Copy word for word the passage of the text on XBMC for Android starting at "As a result, XBMC" and ending at "of track titles.".
== Text provided
Trapdoors are not the only interface difficulty, however. Many of XBMC's screens and onscreen controls assume the presence of either a traditional pointer or a touchscreen. Jumping directly to a specific point in the timeline of a song or video, for instance, requires a pointing device to be at least marginally accurate. There may not be a one-size-fits-all solution, considering the variety of content types XBMC plays (and the variety of caching/streaming challenges that accompany them), but some more work will probably be required to optimize for the Android set-top box, which is often touch-free (and may be pointer-free as well).
But the bigger question that XBMC needs to answer for potential Android users is how it offers an improvement over getting at the same content through other applications. Quite simply, the answer it gives is "it depends" — entirely on the type of content. Consuming Internet-delivered video and audio is significantly better through XBMC than it is through a browser. The difference is not quite as stark when compared to a dedicated Android application for a particular service (such as Grooveshark). And XBMC is far less compelling for content that requires more manual searching and browsing.
Take podcasts, for example. XBMC supports managing podcasts, but its interface for subscribing and listening to them is no better than any other on the market. In fact, when coupled with the difficulties of using the UI without a keyboard, it may actually be slightly worse. The same is true for watching or listening to files from local storage — there is no compelling advantage to using XBMC for this task over the stock Android tools, and in some places the interface makes the task more difficult.
As a result, XBMC for Android works well as an Internet content front-end, where a set-top box must compete against the rapidly growing stack of commercial streaming boxes from Roku, Netgear, and everyone else at the big consumer electronics shows. Some of these commercial products also offer an interface into the owner's local music and video collection (typically through UPnP/DLNA). XBMC can match that experience, although with a large enough collection no DLNA solution is particularly pleasant — all eventually fall back on scrolling through page after page of track titles.
====
== Information given
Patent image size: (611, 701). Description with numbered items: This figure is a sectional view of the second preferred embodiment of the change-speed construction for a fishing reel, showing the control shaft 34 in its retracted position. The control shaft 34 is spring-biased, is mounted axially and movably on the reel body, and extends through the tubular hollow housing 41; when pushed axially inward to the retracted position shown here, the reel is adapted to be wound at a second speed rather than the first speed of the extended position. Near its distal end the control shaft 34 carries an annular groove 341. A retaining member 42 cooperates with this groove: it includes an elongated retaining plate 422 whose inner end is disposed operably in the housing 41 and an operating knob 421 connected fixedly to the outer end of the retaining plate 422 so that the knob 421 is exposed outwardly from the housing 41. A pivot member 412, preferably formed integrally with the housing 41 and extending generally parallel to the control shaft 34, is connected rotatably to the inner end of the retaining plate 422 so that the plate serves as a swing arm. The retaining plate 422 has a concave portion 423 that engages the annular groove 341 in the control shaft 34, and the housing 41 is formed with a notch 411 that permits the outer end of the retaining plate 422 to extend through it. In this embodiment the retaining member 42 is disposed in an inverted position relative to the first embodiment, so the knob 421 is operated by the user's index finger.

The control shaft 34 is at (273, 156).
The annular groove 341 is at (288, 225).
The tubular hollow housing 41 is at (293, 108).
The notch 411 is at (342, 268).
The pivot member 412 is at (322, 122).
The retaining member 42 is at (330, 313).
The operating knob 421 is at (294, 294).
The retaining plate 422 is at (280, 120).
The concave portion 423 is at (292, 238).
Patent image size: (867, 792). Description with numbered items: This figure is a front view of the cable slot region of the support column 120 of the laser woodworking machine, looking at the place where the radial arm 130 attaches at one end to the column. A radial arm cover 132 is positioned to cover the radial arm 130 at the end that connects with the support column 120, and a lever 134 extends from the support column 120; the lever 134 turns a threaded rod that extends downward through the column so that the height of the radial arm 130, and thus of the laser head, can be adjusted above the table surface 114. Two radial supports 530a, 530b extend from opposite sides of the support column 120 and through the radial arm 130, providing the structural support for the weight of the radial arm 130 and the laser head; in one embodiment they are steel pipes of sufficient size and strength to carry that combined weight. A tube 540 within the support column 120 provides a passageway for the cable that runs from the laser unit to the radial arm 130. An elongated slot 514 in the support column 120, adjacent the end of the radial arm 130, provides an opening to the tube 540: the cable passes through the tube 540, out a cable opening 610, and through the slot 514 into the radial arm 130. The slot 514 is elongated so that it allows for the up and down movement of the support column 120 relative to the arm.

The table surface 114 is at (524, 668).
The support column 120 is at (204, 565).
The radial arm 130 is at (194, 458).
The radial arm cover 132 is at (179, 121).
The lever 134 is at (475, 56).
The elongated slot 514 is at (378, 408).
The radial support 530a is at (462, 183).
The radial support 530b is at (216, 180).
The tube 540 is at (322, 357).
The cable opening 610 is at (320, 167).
====
Result below:
As a result, XBMC for Android works well as an Internet content front-end, where a set-top box must compete against the rapidly growing stack of commercial streaming boxes from Roku, Netgear, and everyone else at the big consumer electronics shows. Some of these commercial products also offer an interface into the owner's local music and video collection (typically through UPnP/DLNA). XBMC can match that experience, although with a large enough collection no DLNA solution is particularly pleasant — all eventually fall back on scrolling through page after page of track titles.